= SET TASK =
Return exactly the lines from the one containing "Extract all readable text from this page." through the last line of the records below, both included, and leave out any pictures.

= LISTED ENTRIES =
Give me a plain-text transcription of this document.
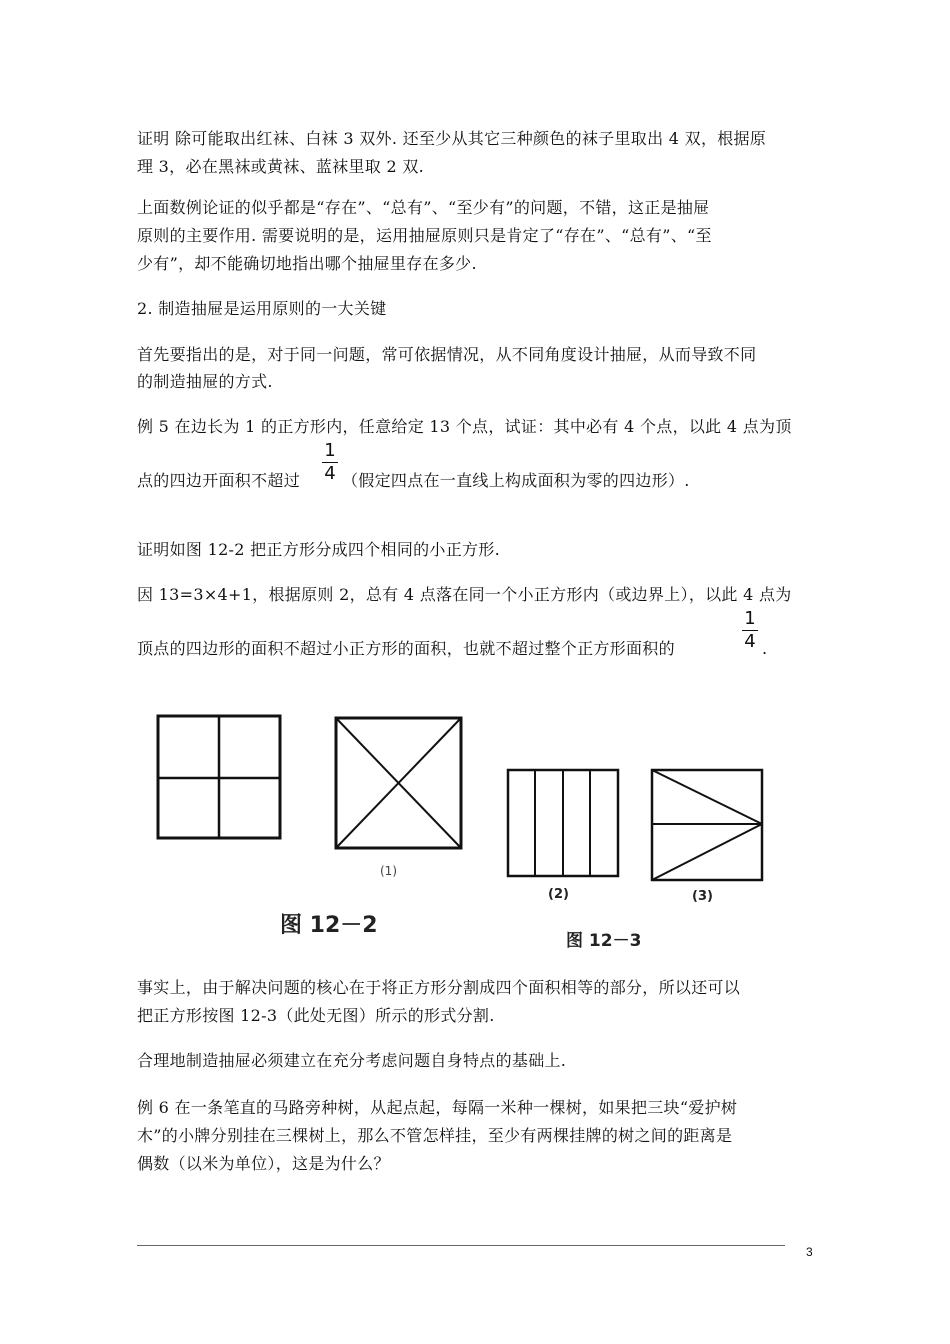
证明 除可能取出红袜、白袜 3 双外. 还至少从其它三种颜色的袜子里取出 4 双，根据原
理 3，必在黑袜或黄袜、蓝袜里取 2 双.
上面数例论证的似乎都是“存在”、“总有”、“至少有”的问题，不错，这正是抽屉
原则的主要作用. 需要说明的是，运用抽屉原则只是肯定了“存在”、“总有”、“至
少有”，却不能确切地指出哪个抽屉里存在多少.
2. 制造抽屉是运用原则的一大关键
首先要指出的是，对于同一问题，常可依据情况，从不同角度设计抽屉，从而导致不同
的制造抽屉的方式.
例 5 在边长为 1 的正方形内，任意给定 13 个点，试证：其中必有 4 个点，以此 4 点为顶
点的四边开面积不超过
1
4 （假定四点在一直线上构成面积为零的四边形）.
证明如图 12-2 把正方形分成四个相同的小正方形.
因 13=3×4+1，根据原则 2，总有 4 点落在同一个小正方形内（或边界上），以此 4 点为
顶点的四边形的面积不超过小正方形的面积，也就不超过整个正方形面积的
1
4 .
(1)
(2)	(3)
图 12－2
图 12－3
事实上，由于解决问题的核心在于将正方形分割成四个面积相等的部分，所以还可以
把正方形按图 12-3（此处无图）所示的形式分割.
合理地制造抽屉必须建立在充分考虑问题自身特点的基础上.
例 6 在一条笔直的马路旁种树，从起点起，每隔一米种一棵树，如果把三块“爱护树
木”的小牌分别挂在三棵树上，那么不管怎样挂，至少有两棵挂牌的树之间的距离是
偶数（以米为单位），这是为什么？
3
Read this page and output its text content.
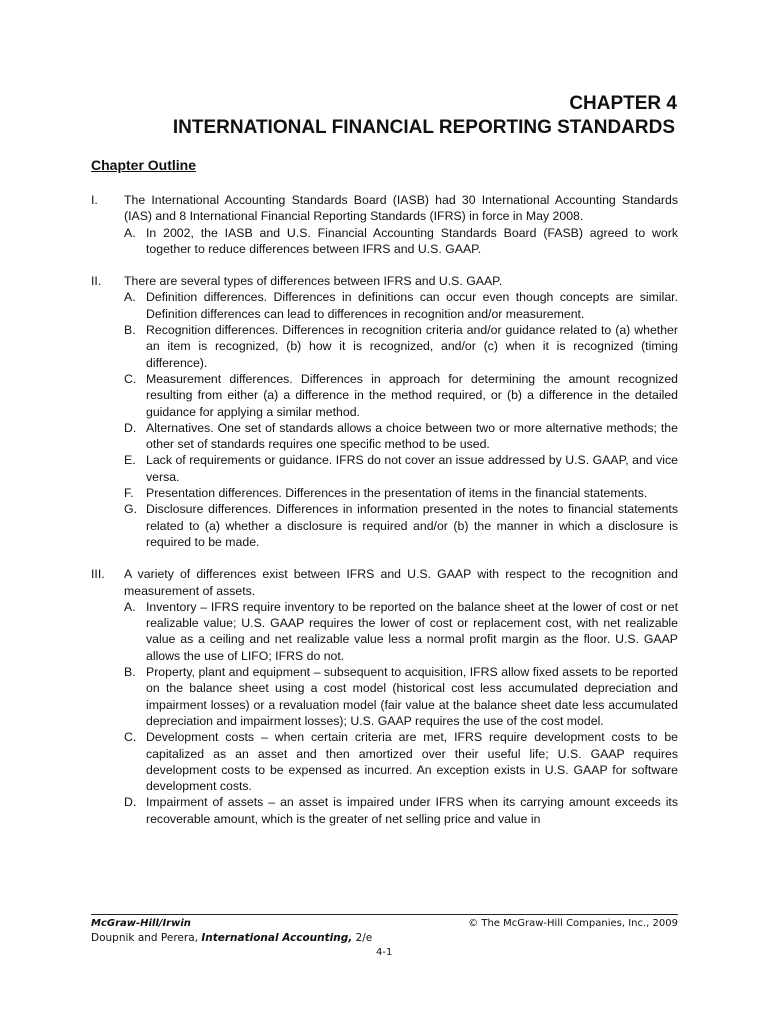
CHAPTER 4
INTERNATIONAL FINANCIAL REPORTING STANDARDS
Chapter Outline
I. The International Accounting Standards Board (IASB) had 30 International Accounting Standards (IAS) and 8 International Financial Reporting Standards (IFRS) in force in May 2008.
A. In 2002, the IASB and U.S. Financial Accounting Standards Board (FASB) agreed to work together to reduce differences between IFRS and U.S. GAAP.
II. There are several types of differences between IFRS and U.S. GAAP.
A. Definition differences. Differences in definitions can occur even though concepts are similar. Definition differences can lead to differences in recognition and/or measurement.
B. Recognition differences. Differences in recognition criteria and/or guidance related to (a) whether an item is recognized, (b) how it is recognized, and/or (c) when it is recognized (timing difference).
C. Measurement differences. Differences in approach for determining the amount recognized resulting from either (a) a difference in the method required, or (b) a difference in the detailed guidance for applying a similar method.
D. Alternatives. One set of standards allows a choice between two or more alternative methods; the other set of standards requires one specific method to be used.
E. Lack of requirements or guidance. IFRS do not cover an issue addressed by U.S. GAAP, and vice versa.
F. Presentation differences. Differences in the presentation of items in the financial statements.
G. Disclosure differences. Differences in information presented in the notes to financial statements related to (a) whether a disclosure is required and/or (b) the manner in which a disclosure is required to be made.
III. A variety of differences exist between IFRS and U.S. GAAP with respect to the recognition and measurement of assets.
A. Inventory – IFRS require inventory to be reported on the balance sheet at the lower of cost or net realizable value; U.S. GAAP requires the lower of cost or replacement cost, with net realizable value as a ceiling and net realizable value less a normal profit margin as the floor. U.S. GAAP allows the use of LIFO; IFRS do not.
B. Property, plant and equipment – subsequent to acquisition, IFRS allow fixed assets to be reported on the balance sheet using a cost model (historical cost less accumulated depreciation and impairment losses) or a revaluation model (fair value at the balance sheet date less accumulated depreciation and impairment losses); U.S. GAAP requires the use of the cost model.
C. Development costs – when certain criteria are met, IFRS require development costs to be capitalized as an asset and then amortized over their useful life; U.S. GAAP requires development costs to be expensed as incurred. An exception exists in U.S. GAAP for software development costs.
D. Impairment of assets – an asset is impaired under IFRS when its carrying amount exceeds its recoverable amount, which is the greater of net selling price and value in
McGraw-Hill/Irwin	© The McGraw-Hill Companies, Inc., 2009
Doupnik and Perera, International Accounting, 2/e
4-1
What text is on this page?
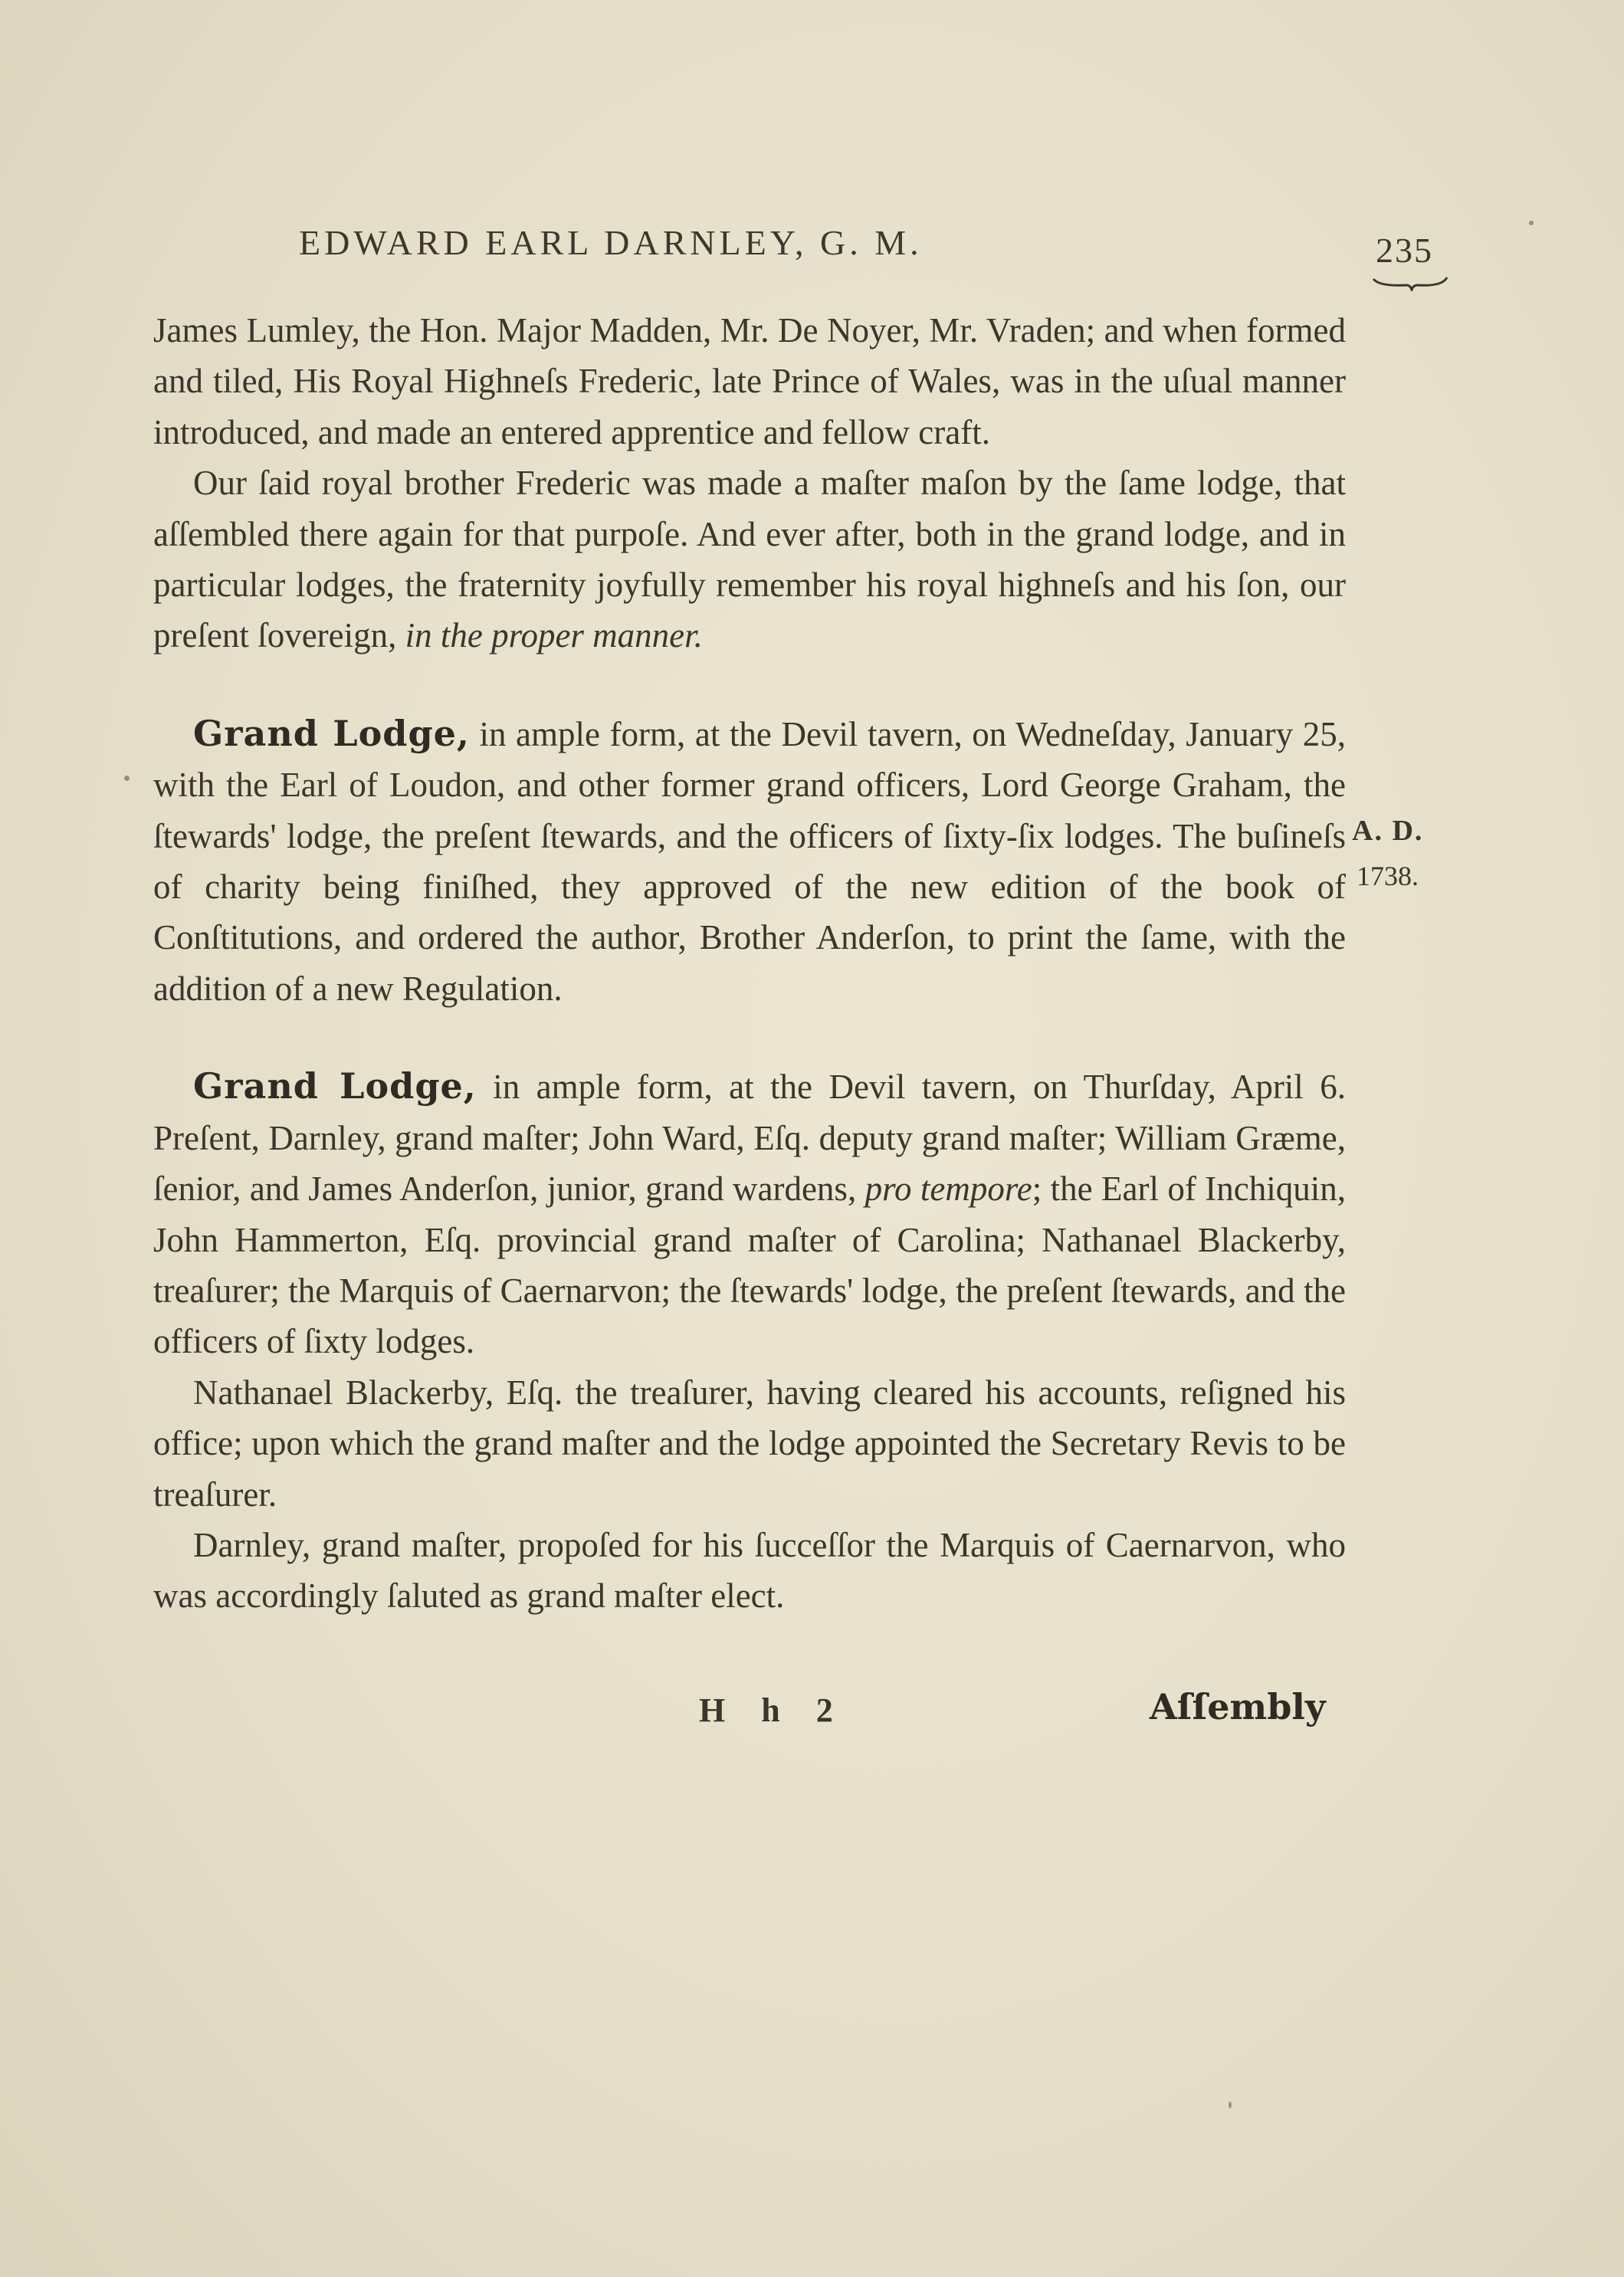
EDWARD EARL DARNLEY, G. M.	235

James Lumley, the Hon. Major Madden, Mr. De Noyer, Mr. Vraden; and when formed and tiled, His Royal Highneſs Frederic, late Prince of Wales, was in the uſual manner introduced, and made an entered apprentice and fellow craft.

Our ſaid royal brother Frederic was made a maſter maſon by the ſame lodge, that aſſembled there again for that purpoſe. And ever after, both in the grand lodge, and in particular lodges, the fraternity joyfully remember his royal highneſs and his ſon, our preſent ſovereign, in the proper manner.

Grand Lodge, in ample form, at the Devil tavern, on Wedneſday, January 25, with the Earl of Loudon, and other former grand officers, Lord George Graham, the ſtewards' lodge, the preſent ſtewards, and the officers of ſixty-ſix lodges. The buſineſs of charity being finiſhed, they approved of the new edition of the book of Conſtitutions, and ordered the author, Brother Anderſon, to print the ſame, with the addition of a new Regulation.

Grand Lodge, in ample form, at the Devil tavern, on Thurſday, April 6. Preſent, Darnley, grand maſter; John Ward, Eſq. deputy grand maſter; William Græme, ſenior, and James Anderſon, junior, grand wardens, pro tempore; the Earl of Inchiquin, John Hammerton, Eſq. provincial grand maſter of Carolina; Nathanael Blackerby, treaſurer; the Marquis of Caernarvon; the ſtewards' lodge, the preſent ſtewards, and the officers of ſixty lodges.

Nathanael Blackerby, Eſq. the treaſurer, having cleared his accounts, reſigned his office; upon which the grand maſter and the lodge appointed the Secretary Revis to be treaſurer.

Darnley, grand maſter, propoſed for his ſucceſſor the Marquis of Caernarvon, who was accordingly ſaluted as grand maſter elect.

A. D.
1738.
H h 2	Aſſembly
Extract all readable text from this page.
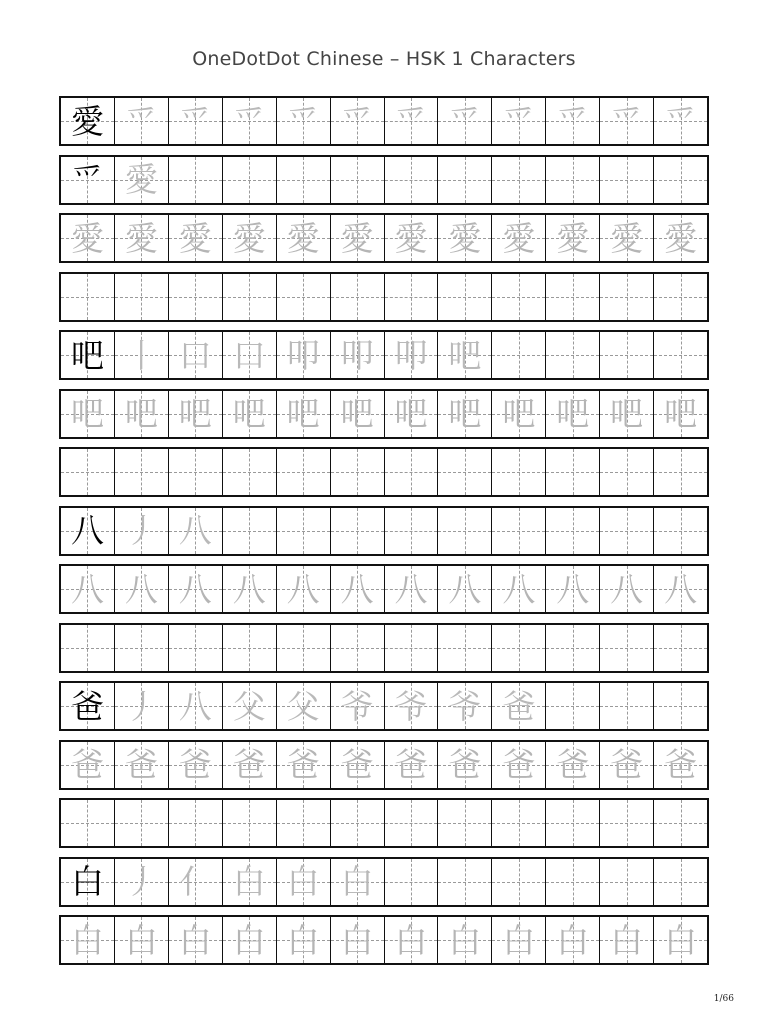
OneDotDot Chinese – HSK 1 Characters
愛 爫 爫 爫 爫 爫 爫 爫 爫 爫 爫 爫
爫 愛
愛 愛 愛 愛 愛 愛 愛 愛 愛 愛 愛 愛
吧 丨 口 口 叩 叩 叩 吧
吧 吧 吧 吧 吧 吧 吧 吧 吧 吧 吧 吧
八 丿 八
八 八 八 八 八 八 八 八 八 八 八 八
爸 丿 八 父 父 爷 爷 爷 爸
爸 爸 爸 爸 爸 爸 爸 爸 爸 爸 爸 爸
白 丿 亻 白 白 白
白 白 白 白 白 白 白 白 白 白 白 白
1/66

= OUTPUT FOR THIS EXERCISE =
Extract all readable text from this page.
OneDotDot Chinese – HSK 1 Characters
愛 爫 爫 爫 爫 爫 爫 爫 爫 爫 爫 爫
爫 愛
愛 愛 愛 愛 愛 愛 愛 愛 愛 愛 愛 愛
吧 丨 口 口 叩 叩 叩 吧
吧 吧 吧 吧 吧 吧 吧 吧 吧 吧 吧 吧
八 丿 八
八 八 八 八 八 八 八 八 八 八 八 八
爸 丿 八 父 父 爷 爷 爷 爸
爸 爸 爸 爸 爸 爸 爸 爸 爸 爸 爸 爸
白 丿 亻 白 白 白
白 白 白 白 白 白 白 白 白 白 白 白
1/66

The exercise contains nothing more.